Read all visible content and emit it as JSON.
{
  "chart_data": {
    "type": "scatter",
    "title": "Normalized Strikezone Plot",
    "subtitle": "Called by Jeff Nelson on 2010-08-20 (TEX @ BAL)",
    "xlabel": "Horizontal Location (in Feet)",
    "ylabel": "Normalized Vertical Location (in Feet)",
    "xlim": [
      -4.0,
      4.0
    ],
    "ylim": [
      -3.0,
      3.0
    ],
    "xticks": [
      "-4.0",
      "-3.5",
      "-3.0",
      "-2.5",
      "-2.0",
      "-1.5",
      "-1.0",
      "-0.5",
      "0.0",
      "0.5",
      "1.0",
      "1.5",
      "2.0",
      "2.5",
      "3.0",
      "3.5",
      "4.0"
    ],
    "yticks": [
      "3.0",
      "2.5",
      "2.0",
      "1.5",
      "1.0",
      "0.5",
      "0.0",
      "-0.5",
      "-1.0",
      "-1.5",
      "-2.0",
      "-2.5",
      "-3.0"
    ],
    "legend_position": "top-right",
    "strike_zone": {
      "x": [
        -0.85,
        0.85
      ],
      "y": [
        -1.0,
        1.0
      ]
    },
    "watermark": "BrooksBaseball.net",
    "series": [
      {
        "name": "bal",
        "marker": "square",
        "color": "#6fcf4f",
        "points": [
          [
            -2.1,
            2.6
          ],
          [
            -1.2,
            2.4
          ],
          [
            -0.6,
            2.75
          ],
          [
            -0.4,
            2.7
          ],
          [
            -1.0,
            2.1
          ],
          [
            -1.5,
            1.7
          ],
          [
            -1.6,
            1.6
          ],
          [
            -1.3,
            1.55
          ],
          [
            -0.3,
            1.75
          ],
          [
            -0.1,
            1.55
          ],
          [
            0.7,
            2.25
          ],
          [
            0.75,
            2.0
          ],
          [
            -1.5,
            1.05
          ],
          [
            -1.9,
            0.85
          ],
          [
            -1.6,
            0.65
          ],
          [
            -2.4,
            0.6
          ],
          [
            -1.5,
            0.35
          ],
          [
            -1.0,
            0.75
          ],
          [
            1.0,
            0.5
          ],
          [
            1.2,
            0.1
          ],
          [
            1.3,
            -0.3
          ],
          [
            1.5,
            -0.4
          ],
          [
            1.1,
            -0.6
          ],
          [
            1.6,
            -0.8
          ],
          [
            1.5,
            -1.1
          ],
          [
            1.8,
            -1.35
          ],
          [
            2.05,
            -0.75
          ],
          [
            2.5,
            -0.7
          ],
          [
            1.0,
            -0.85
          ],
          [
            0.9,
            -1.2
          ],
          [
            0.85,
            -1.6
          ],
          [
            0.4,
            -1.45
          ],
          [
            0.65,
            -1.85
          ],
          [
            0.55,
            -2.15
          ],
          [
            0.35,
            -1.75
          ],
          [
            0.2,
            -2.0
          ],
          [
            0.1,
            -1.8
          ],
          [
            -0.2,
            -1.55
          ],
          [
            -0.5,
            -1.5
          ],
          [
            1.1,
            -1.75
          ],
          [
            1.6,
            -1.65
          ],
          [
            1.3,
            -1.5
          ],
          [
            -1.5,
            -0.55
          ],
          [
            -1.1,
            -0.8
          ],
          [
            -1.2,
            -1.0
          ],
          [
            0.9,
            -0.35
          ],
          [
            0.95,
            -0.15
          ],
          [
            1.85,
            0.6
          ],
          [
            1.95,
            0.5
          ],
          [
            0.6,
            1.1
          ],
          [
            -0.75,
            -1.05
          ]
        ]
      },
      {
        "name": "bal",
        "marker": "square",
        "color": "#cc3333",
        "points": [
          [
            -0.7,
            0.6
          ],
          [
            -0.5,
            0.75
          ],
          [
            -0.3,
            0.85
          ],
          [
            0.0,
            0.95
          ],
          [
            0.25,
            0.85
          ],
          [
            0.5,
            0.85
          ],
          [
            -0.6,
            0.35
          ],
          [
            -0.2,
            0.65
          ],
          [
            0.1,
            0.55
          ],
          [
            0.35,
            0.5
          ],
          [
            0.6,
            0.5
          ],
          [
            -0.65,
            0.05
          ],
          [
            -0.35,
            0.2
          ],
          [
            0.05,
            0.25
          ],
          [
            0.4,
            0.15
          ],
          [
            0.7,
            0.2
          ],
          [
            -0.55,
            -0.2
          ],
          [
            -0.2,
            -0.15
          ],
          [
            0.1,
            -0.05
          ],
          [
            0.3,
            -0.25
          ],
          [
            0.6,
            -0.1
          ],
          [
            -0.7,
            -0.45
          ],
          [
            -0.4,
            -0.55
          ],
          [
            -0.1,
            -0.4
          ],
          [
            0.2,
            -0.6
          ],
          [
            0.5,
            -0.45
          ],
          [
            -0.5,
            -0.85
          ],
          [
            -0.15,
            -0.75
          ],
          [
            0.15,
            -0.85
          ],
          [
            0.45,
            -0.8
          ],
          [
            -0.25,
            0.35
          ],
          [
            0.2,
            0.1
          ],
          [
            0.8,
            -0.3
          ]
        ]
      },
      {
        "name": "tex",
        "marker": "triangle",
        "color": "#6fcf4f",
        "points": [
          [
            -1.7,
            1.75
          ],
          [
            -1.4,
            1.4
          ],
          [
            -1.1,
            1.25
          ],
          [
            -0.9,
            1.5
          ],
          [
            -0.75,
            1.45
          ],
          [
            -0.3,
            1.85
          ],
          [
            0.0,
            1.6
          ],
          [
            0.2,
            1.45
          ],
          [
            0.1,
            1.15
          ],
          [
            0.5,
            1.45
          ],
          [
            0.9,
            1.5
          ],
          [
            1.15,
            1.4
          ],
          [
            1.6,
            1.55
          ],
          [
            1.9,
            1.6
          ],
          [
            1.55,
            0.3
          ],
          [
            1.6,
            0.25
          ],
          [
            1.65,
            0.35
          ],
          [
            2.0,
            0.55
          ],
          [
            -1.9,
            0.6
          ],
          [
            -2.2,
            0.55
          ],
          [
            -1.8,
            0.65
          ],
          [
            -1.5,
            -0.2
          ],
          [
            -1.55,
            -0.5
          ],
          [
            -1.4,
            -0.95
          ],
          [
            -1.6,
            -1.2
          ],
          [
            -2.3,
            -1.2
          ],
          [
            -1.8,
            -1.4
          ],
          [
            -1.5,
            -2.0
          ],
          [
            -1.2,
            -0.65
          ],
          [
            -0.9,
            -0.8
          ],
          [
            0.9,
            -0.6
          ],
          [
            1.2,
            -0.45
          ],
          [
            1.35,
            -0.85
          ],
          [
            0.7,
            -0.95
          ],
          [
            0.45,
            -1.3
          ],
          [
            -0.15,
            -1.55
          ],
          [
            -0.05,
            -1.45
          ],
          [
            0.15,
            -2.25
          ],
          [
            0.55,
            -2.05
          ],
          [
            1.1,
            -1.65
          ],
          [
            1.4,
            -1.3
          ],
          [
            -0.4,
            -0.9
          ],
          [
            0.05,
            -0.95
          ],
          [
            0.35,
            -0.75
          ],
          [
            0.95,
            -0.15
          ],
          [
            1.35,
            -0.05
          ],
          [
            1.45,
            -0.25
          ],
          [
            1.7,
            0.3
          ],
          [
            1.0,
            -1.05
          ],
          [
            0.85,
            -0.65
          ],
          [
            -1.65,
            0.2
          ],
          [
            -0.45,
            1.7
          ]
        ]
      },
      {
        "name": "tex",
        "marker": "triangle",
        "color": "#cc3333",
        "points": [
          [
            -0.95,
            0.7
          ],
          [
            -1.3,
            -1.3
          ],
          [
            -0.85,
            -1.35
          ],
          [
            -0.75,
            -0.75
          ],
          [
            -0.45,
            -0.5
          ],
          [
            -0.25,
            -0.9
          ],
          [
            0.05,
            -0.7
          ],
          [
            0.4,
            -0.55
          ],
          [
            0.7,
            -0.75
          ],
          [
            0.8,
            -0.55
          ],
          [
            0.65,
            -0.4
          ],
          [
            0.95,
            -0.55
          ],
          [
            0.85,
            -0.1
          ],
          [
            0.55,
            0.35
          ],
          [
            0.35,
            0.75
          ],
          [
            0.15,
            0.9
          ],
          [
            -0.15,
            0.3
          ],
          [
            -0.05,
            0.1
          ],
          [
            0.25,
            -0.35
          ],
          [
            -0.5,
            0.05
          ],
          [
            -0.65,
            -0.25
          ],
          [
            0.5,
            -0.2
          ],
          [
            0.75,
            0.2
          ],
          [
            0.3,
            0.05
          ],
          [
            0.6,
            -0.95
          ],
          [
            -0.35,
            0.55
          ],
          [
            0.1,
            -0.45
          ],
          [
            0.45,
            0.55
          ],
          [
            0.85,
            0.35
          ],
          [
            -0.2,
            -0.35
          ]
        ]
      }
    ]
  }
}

-=-=-

__GIVEN TASK__: Each line holding the word "Normalized" counts once; report the total and nothing else.

__WRITTEN RESPONSE__: 2